WHAT TO WORK ON:
Reproduce each line from the records that holds "Views".
━━━━━ DATA EXTRACT
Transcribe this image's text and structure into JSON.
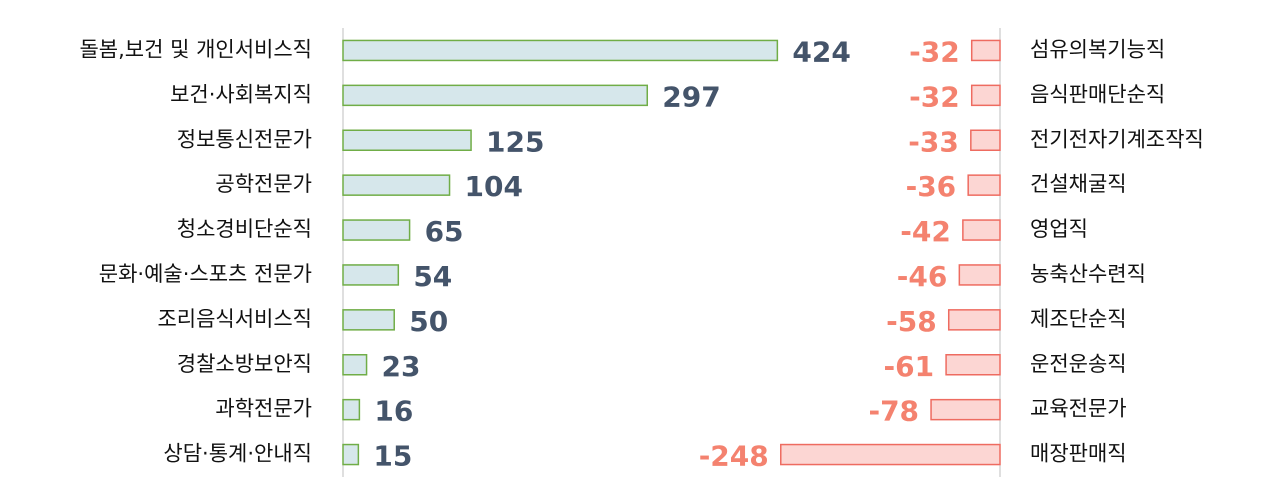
{
  "chart_data": [
    {
      "type": "bar",
      "categories": [
        "돌봄,보건 및 개인서비스직",
        "보건·사회복지직",
        "정보통신전문가",
        "공학전문가",
        "청소경비단순직",
        "문화·예술·스포츠 전문가",
        "조리음식서비스직",
        "경찰소방보안직",
        "과학전문가",
        "상담·통계·안내직"
      ],
      "values": [
        424,
        297,
        125,
        104,
        65,
        54,
        50,
        23,
        16,
        15
      ],
      "color": "#d6e7eb",
      "edge_color": "#70ad47",
      "label_color": "#44546a",
      "xlim": [
        0,
        450
      ]
    },
    {
      "type": "bar",
      "categories": [
        "섬유의복기능직",
        "음식판매단순직",
        "전기전자기계조작직",
        "건설채굴직",
        "영업직",
        "농축산수련직",
        "제조단순직",
        "운전운송직",
        "교육전문가",
        "매장판매직"
      ],
      "values": [
        -32,
        -32,
        -33,
        -36,
        -42,
        -46,
        -58,
        -61,
        -78,
        -248
      ],
      "color": "#fcd6d3",
      "edge_color": "#ee6b60",
      "label_color": "#f4826f",
      "xlim": [
        -250,
        0
      ]
    }
  ]
}
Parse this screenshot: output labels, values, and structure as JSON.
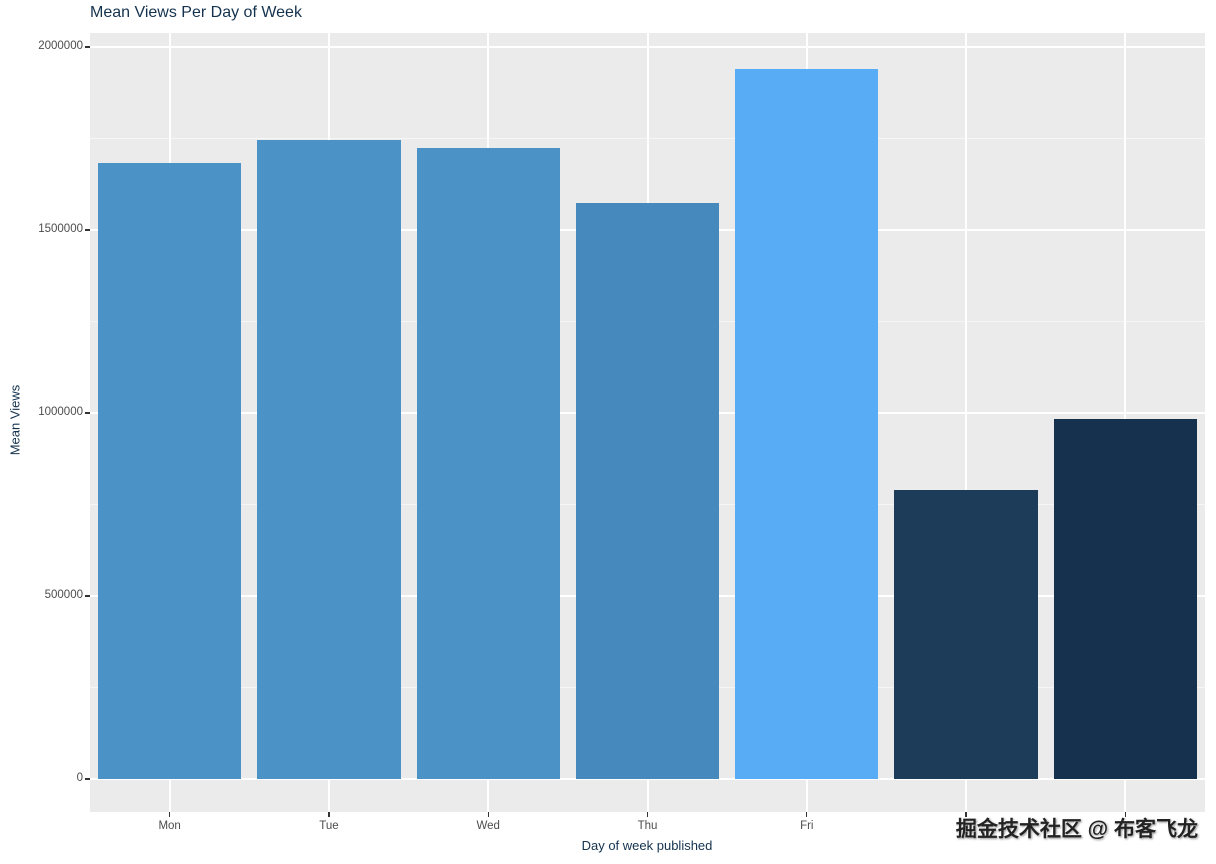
{
  "watermark": "掘金技术社区 @ 布客飞龙",
  "chart_data": {
    "type": "bar",
    "title": "Mean Views Per Day of Week",
    "xlabel": "Day of week published",
    "ylabel": "Mean Views",
    "ylim": [
      0,
      2000000
    ],
    "yticks": [
      0,
      500000,
      1000000,
      1500000,
      2000000
    ],
    "ytick_labels": [
      "0",
      "500000",
      "1000000",
      "1500000",
      "2000000"
    ],
    "minor_gridlines": [
      250000,
      750000,
      1250000,
      1750000
    ],
    "grid": true,
    "legend": false,
    "panel_background": "#ebebeb",
    "grid_color": "#ffffff",
    "categories": [
      "Mon",
      "Tue",
      "Wed",
      "Thu",
      "Fri",
      "",
      ""
    ],
    "bars": [
      {
        "label": "Mon",
        "value": 1683000,
        "color": "#4b93c6"
      },
      {
        "label": "Tue",
        "value": 1746000,
        "color": "#4b93c6"
      },
      {
        "label": "Wed",
        "value": 1724000,
        "color": "#4b93c6"
      },
      {
        "label": "Thu",
        "value": 1574000,
        "color": "#4689bd"
      },
      {
        "label": "Fri",
        "value": 1940000,
        "color": "#57acf5"
      },
      {
        "label": "",
        "value": 790000,
        "color": "#1d3c59"
      },
      {
        "label": "",
        "value": 984000,
        "color": "#15314d"
      }
    ]
  }
}
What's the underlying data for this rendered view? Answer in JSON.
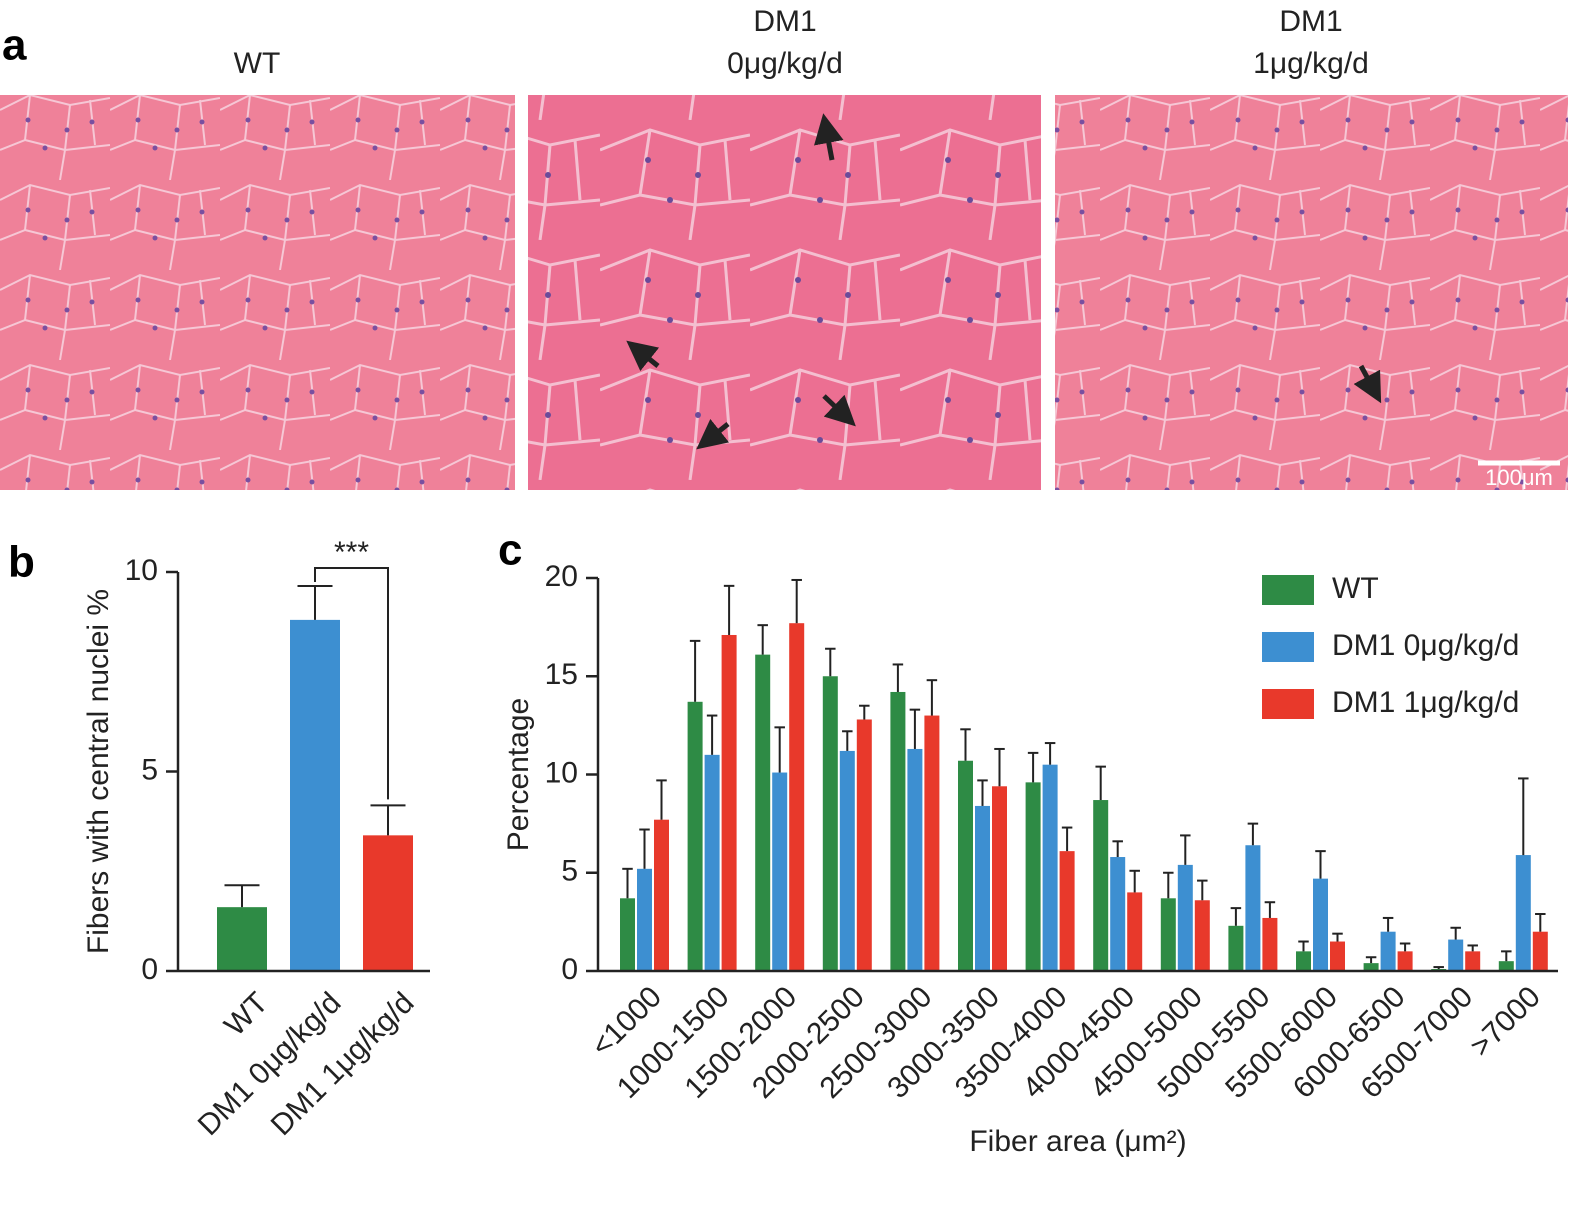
{
  "panel_labels": [
    "a",
    "b",
    "c"
  ],
  "images": [
    {
      "title": [
        "WT"
      ]
    },
    {
      "title": [
        "DM1",
        "0μg/kg/d"
      ]
    },
    {
      "title": [
        "DM1",
        "1μg/kg/d"
      ],
      "scale_bar": "100μm"
    }
  ],
  "chart_data": [
    {
      "type": "bar",
      "ylabel": "Fibers with central nuclei %",
      "categories": [
        "WT",
        "DM1 0μg/kg/d",
        "DM1 1μg/kg/d"
      ],
      "values": [
        1.6,
        8.8,
        3.4
      ],
      "errors": [
        0.55,
        0.85,
        0.75
      ],
      "colors": [
        "#2e8b45",
        "#3d8fd1",
        "#e8392b"
      ],
      "ylim": [
        0,
        10
      ],
      "yticks": [
        0,
        5,
        10
      ],
      "annotation": "***"
    },
    {
      "type": "bar",
      "ylabel": "Percentage",
      "xlabel": "Fiber area (μm²)",
      "categories": [
        "<1000",
        "1000-1500",
        "1500-2000",
        "2000-2500",
        "2500-3000",
        "3000-3500",
        "3500-4000",
        "4000-4500",
        "4500-5000",
        "5000-5500",
        "5500-6000",
        "6000-6500",
        "6500-7000",
        ">7000"
      ],
      "series": [
        {
          "name": "WT",
          "color": "#2e8b45",
          "values": [
            3.7,
            13.7,
            16.1,
            15.0,
            14.2,
            10.7,
            9.6,
            8.7,
            3.7,
            2.3,
            1.0,
            0.4,
            0.1,
            0.5
          ],
          "errors": [
            1.5,
            3.1,
            1.5,
            1.4,
            1.4,
            1.6,
            1.5,
            1.7,
            1.3,
            0.9,
            0.5,
            0.3,
            0.1,
            0.5
          ]
        },
        {
          "name": "DM1 0μg/kg/d",
          "color": "#3d8fd1",
          "values": [
            5.2,
            11.0,
            10.1,
            11.2,
            11.3,
            8.4,
            10.5,
            5.8,
            5.4,
            6.4,
            4.7,
            2.0,
            1.6,
            5.9
          ],
          "errors": [
            2.0,
            2.0,
            2.3,
            1.0,
            2.0,
            1.3,
            1.1,
            0.8,
            1.5,
            1.1,
            1.4,
            0.7,
            0.6,
            3.9
          ]
        },
        {
          "name": "DM1 1μg/kg/d",
          "color": "#e8392b",
          "values": [
            7.7,
            17.1,
            17.7,
            12.8,
            13.0,
            9.4,
            6.1,
            4.0,
            3.6,
            2.7,
            1.5,
            1.0,
            1.0,
            2.0
          ],
          "errors": [
            2.0,
            2.5,
            2.2,
            0.7,
            1.8,
            1.9,
            1.2,
            1.1,
            1.0,
            0.8,
            0.4,
            0.4,
            0.3,
            0.9
          ]
        }
      ],
      "ylim": [
        0,
        20
      ],
      "yticks": [
        0,
        5,
        10,
        15,
        20
      ],
      "legend": "upper right"
    }
  ]
}
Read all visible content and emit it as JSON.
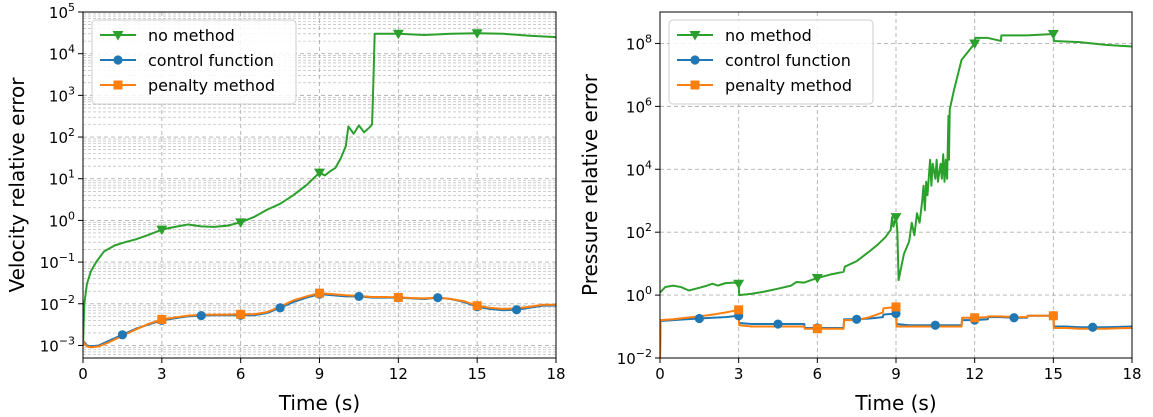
{
  "chart_data": [
    {
      "type": "line",
      "xlabel": "Time (s)",
      "ylabel": "Velocity relative error",
      "xlim": [
        0,
        18
      ],
      "ylim": [
        0.0005,
        100000
      ],
      "yscale": "log",
      "xticks": [
        0,
        3,
        6,
        9,
        12,
        15,
        18
      ],
      "xtick_labels": [
        "0",
        "3",
        "6",
        "9",
        "12",
        "15",
        "18"
      ],
      "yticks": [
        0.001,
        0.01,
        0.1,
        1,
        10,
        100,
        1000,
        10000,
        100000
      ],
      "ytick_labels": [
        {
          "base": "10",
          "exp": "−3"
        },
        {
          "base": "10",
          "exp": "−2"
        },
        {
          "base": "10",
          "exp": "−1"
        },
        {
          "base": "10",
          "exp": "0"
        },
        {
          "base": "10",
          "exp": "1"
        },
        {
          "base": "10",
          "exp": "2"
        },
        {
          "base": "10",
          "exp": "3"
        },
        {
          "base": "10",
          "exp": "4"
        },
        {
          "base": "10",
          "exp": "5"
        }
      ],
      "grid": true,
      "minor_grid": true,
      "legend_position": "top-left",
      "series": [
        {
          "name": "no method",
          "color": "#2ca02c",
          "marker": "triangle-down",
          "x": [
            0,
            0.05,
            0.15,
            0.3,
            0.5,
            0.8,
            1.2,
            1.6,
            2.0,
            2.5,
            3.0,
            3.5,
            4.0,
            4.5,
            5.0,
            5.5,
            6.0,
            6.5,
            7.0,
            7.5,
            8.0,
            8.5,
            9.0,
            9.2,
            9.4,
            9.6,
            9.8,
            10.0,
            10.1,
            10.3,
            10.5,
            10.7,
            10.9,
            11.0,
            11.05,
            11.1,
            12.0,
            13.0,
            14.0,
            15.0,
            16.0,
            17.0,
            18.0
          ],
          "y": [
            0.001,
            0.01,
            0.03,
            0.06,
            0.1,
            0.18,
            0.25,
            0.3,
            0.35,
            0.45,
            0.6,
            0.7,
            0.8,
            0.72,
            0.7,
            0.75,
            0.9,
            1.2,
            1.8,
            2.5,
            4,
            7,
            14,
            12,
            15,
            18,
            30,
            60,
            180,
            120,
            190,
            130,
            170,
            200,
            2000,
            30000,
            30000,
            28000,
            30000,
            31000,
            30000,
            27000,
            25000
          ],
          "marker_x": [
            3,
            6,
            9,
            12,
            15
          ]
        },
        {
          "name": "control function",
          "color": "#1f77b4",
          "marker": "circle",
          "x": [
            0,
            0.05,
            0.15,
            0.3,
            0.6,
            1.0,
            1.5,
            2.0,
            2.5,
            3.0,
            3.5,
            4.0,
            4.5,
            5.0,
            5.5,
            6.0,
            6.5,
            7.0,
            7.5,
            8.0,
            8.5,
            9.0,
            9.5,
            10.0,
            10.5,
            11.0,
            11.5,
            12.0,
            12.5,
            13.0,
            13.5,
            14.0,
            14.5,
            15.0,
            15.5,
            16.0,
            16.5,
            17.0,
            17.5,
            18.0
          ],
          "y": [
            0.0013,
            0.0012,
            0.001,
            0.00095,
            0.001,
            0.0013,
            0.0018,
            0.0025,
            0.0032,
            0.004,
            0.0045,
            0.005,
            0.0052,
            0.0053,
            0.0053,
            0.0053,
            0.0053,
            0.006,
            0.008,
            0.011,
            0.014,
            0.017,
            0.016,
            0.015,
            0.015,
            0.014,
            0.014,
            0.014,
            0.0135,
            0.013,
            0.014,
            0.013,
            0.011,
            0.0085,
            0.0075,
            0.007,
            0.0072,
            0.008,
            0.009,
            0.009
          ],
          "marker_x": [
            1.5,
            3,
            4.5,
            6,
            7.5,
            9,
            10.5,
            12,
            13.5,
            15,
            16.5
          ]
        },
        {
          "name": "penalty method",
          "color": "#ff7f0e",
          "marker": "square",
          "x": [
            0,
            0.05,
            0.15,
            0.3,
            0.6,
            1.0,
            1.5,
            2.0,
            2.5,
            3.0,
            3.5,
            4.0,
            4.5,
            5.0,
            5.5,
            6.0,
            6.5,
            7.0,
            7.5,
            8.0,
            8.5,
            9.0,
            9.5,
            10.0,
            10.5,
            11.0,
            11.5,
            12.0,
            12.5,
            13.0,
            13.5,
            14.0,
            14.5,
            15.0,
            15.5,
            16.0,
            16.5,
            17.0,
            17.5,
            18.0
          ],
          "y": [
            0.0013,
            0.0011,
            0.00095,
            0.0009,
            0.00095,
            0.0012,
            0.0017,
            0.0024,
            0.0033,
            0.0042,
            0.0047,
            0.0052,
            0.0054,
            0.0055,
            0.0055,
            0.0056,
            0.0056,
            0.0063,
            0.0085,
            0.012,
            0.015,
            0.018,
            0.017,
            0.016,
            0.0155,
            0.0145,
            0.0145,
            0.0142,
            0.0138,
            0.0135,
            0.014,
            0.013,
            0.0115,
            0.009,
            0.008,
            0.0075,
            0.0078,
            0.0085,
            0.0095,
            0.0095
          ],
          "marker_x": [
            3,
            6,
            9,
            12,
            15
          ]
        }
      ]
    },
    {
      "type": "line",
      "xlabel": "Time (s)",
      "ylabel": "Pressure relative error",
      "xlim": [
        0,
        18
      ],
      "ylim": [
        0.01,
        1000000000
      ],
      "yscale": "log",
      "xticks": [
        0,
        3,
        6,
        9,
        12,
        15,
        18
      ],
      "xtick_labels": [
        "0",
        "3",
        "6",
        "9",
        "12",
        "15",
        "18"
      ],
      "yticks": [
        0.01,
        1,
        100,
        10000,
        1000000,
        100000000
      ],
      "ytick_labels": [
        {
          "base": "10",
          "exp": "−2"
        },
        {
          "base": "10",
          "exp": "0"
        },
        {
          "base": "10",
          "exp": "2"
        },
        {
          "base": "10",
          "exp": "4"
        },
        {
          "base": "10",
          "exp": "6"
        },
        {
          "base": "10",
          "exp": "8"
        }
      ],
      "grid": true,
      "minor_grid": false,
      "legend_position": "top-left",
      "series": [
        {
          "name": "no method",
          "color": "#2ca02c",
          "marker": "triangle-down",
          "x": [
            0,
            0.2,
            0.5,
            0.8,
            1.1,
            1.5,
            1.8,
            2.0,
            2.2,
            2.5,
            2.8,
            3.0,
            3.02,
            3.5,
            4.0,
            4.5,
            5.0,
            5.2,
            5.5,
            6.0,
            6.5,
            7.0,
            7.05,
            7.5,
            8.0,
            8.3,
            8.6,
            8.8,
            8.85,
            8.9,
            9.0,
            9.05,
            9.1,
            9.3,
            9.5,
            9.6,
            9.7,
            9.8,
            9.9,
            10.0,
            10.05,
            10.1,
            10.15,
            10.2,
            10.3,
            10.35,
            10.4,
            10.5,
            10.55,
            10.6,
            10.7,
            10.75,
            10.8,
            10.85,
            10.9,
            10.95,
            11.0,
            11.02,
            11.05,
            11.2,
            11.5,
            12.0,
            12.02,
            12.5,
            13.0,
            13.02,
            14.0,
            15.0,
            15.02,
            16.0,
            17.0,
            18.0
          ],
          "y": [
            1.2,
            1.8,
            2.0,
            1.8,
            1.4,
            1.7,
            2.0,
            2.3,
            2.0,
            2.4,
            2.5,
            2.3,
            1.0,
            1.1,
            1.3,
            1.6,
            2.0,
            2.6,
            2.5,
            3.5,
            4.5,
            5.5,
            8,
            12,
            25,
            40,
            70,
            120,
            300,
            150,
            300,
            120,
            3,
            20,
            50,
            200,
            80,
            400,
            200,
            1000,
            3000,
            500,
            4000,
            1500,
            20000,
            3000,
            15000,
            5000,
            20000,
            4000,
            15000,
            5000,
            30000,
            4000,
            20000,
            5000,
            500000,
            20000,
            800000,
            3000000,
            30000000,
            100000000,
            150000000,
            150000000,
            120000000,
            180000000,
            180000000,
            200000000,
            120000000,
            110000000,
            90000000,
            80000000
          ],
          "marker_x": [
            3,
            6,
            9,
            12,
            15
          ]
        },
        {
          "name": "control function",
          "color": "#1f77b4",
          "marker": "circle",
          "x": [
            0,
            0.02,
            0.5,
            1.0,
            1.5,
            2.0,
            2.5,
            3.0,
            3.02,
            3.5,
            4.0,
            4.5,
            5.0,
            5.5,
            5.52,
            6.0,
            6.5,
            7.0,
            7.02,
            7.5,
            8.0,
            8.5,
            8.52,
            9.0,
            9.02,
            9.5,
            10.0,
            10.5,
            10.52,
            11.0,
            11.5,
            11.52,
            12.0,
            12.5,
            12.52,
            13.0,
            13.5,
            14.0,
            14.02,
            14.5,
            15.0,
            15.02,
            15.5,
            16.0,
            16.5,
            17.0,
            17.5,
            18.0
          ],
          "y": [
            0.01,
            0.15,
            0.16,
            0.17,
            0.18,
            0.19,
            0.2,
            0.22,
            0.13,
            0.12,
            0.12,
            0.12,
            0.12,
            0.12,
            0.09,
            0.09,
            0.09,
            0.09,
            0.17,
            0.17,
            0.18,
            0.2,
            0.24,
            0.26,
            0.12,
            0.11,
            0.11,
            0.11,
            0.11,
            0.11,
            0.11,
            0.16,
            0.16,
            0.17,
            0.2,
            0.2,
            0.19,
            0.19,
            0.22,
            0.22,
            0.22,
            0.1,
            0.1,
            0.095,
            0.095,
            0.095,
            0.098,
            0.1
          ],
          "marker_x": [
            1.5,
            3,
            4.5,
            6,
            7.5,
            9,
            10.5,
            12,
            13.5,
            15,
            16.5
          ]
        },
        {
          "name": "penalty method",
          "color": "#ff7f0e",
          "marker": "square",
          "x": [
            0,
            0.02,
            0.5,
            1.0,
            1.5,
            2.0,
            2.5,
            3.0,
            3.02,
            3.5,
            4.0,
            4.5,
            5.0,
            5.5,
            5.52,
            6.0,
            6.5,
            7.0,
            7.02,
            7.5,
            8.0,
            8.5,
            8.52,
            9.0,
            9.02,
            9.5,
            10.0,
            10.5,
            10.52,
            11.0,
            11.5,
            11.52,
            12.0,
            12.5,
            12.52,
            13.0,
            13.5,
            14.0,
            14.02,
            14.5,
            15.0,
            15.02,
            15.5,
            16.0,
            16.5,
            17.0,
            17.5,
            18.0
          ],
          "y": [
            0.01,
            0.16,
            0.17,
            0.19,
            0.21,
            0.24,
            0.28,
            0.34,
            0.11,
            0.1,
            0.1,
            0.1,
            0.1,
            0.1,
            0.085,
            0.085,
            0.085,
            0.085,
            0.16,
            0.16,
            0.2,
            0.28,
            0.38,
            0.42,
            0.1,
            0.1,
            0.1,
            0.1,
            0.1,
            0.1,
            0.1,
            0.19,
            0.19,
            0.2,
            0.21,
            0.21,
            0.2,
            0.2,
            0.22,
            0.22,
            0.22,
            0.09,
            0.09,
            0.085,
            0.085,
            0.085,
            0.088,
            0.09
          ],
          "marker_x": [
            3,
            6,
            9,
            12,
            15
          ]
        }
      ]
    }
  ]
}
━━━━━━━━━━
RESULT OF THIS TASK:
    "title": "Mean Views Per Day of Week",
    "ylabel": "Mean Views",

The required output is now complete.